***** MATERIAL PROVIDED *****
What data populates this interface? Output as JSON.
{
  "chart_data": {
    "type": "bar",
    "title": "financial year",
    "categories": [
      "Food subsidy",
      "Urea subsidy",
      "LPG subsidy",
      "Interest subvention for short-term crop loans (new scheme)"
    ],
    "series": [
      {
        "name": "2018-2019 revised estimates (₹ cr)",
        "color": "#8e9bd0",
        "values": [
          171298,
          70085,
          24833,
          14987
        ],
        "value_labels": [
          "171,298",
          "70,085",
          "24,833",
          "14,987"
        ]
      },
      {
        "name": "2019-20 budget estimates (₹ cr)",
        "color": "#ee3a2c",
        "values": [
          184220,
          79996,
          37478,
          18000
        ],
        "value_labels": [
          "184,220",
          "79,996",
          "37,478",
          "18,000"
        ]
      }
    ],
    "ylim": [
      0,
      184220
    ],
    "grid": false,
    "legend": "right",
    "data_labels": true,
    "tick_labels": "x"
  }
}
*****
PROBLEM REQUIREMENTS:
Restate each record word for word.

COMPLETED EXERCISE:
What data populates this interface? Output as JSON.
{
  "chart_data": {
    "type": "bar",
    "title": "financial year",
    "categories": [
      "Food subsidy",
      "Urea subsidy",
      "LPG subsidy",
      "Interest subvention for short-term crop loans (new scheme)"
    ],
    "series": [
      {
        "name": "2018-2019 revised estimates (₹ cr)",
        "color": "#8e9bd0",
        "values": [
          171298,
          70085,
          24833,
          14987
        ],
        "value_labels": [
          "171,298",
          "70,085",
          "24,833",
          "14,987"
        ]
      },
      {
        "name": "2019-20 budget estimates (₹ cr)",
        "color": "#ee3a2c",
        "values": [
          184220,
          79996,
          37478,
          18000
        ],
        "value_labels": [
          "184,220",
          "79,996",
          "37,478",
          "18,000"
        ]
      }
    ],
    "ylim": [
      0,
      184220
    ],
    "grid": false,
    "legend": "right",
    "data_labels": true,
    "tick_labels": "x"
  }
}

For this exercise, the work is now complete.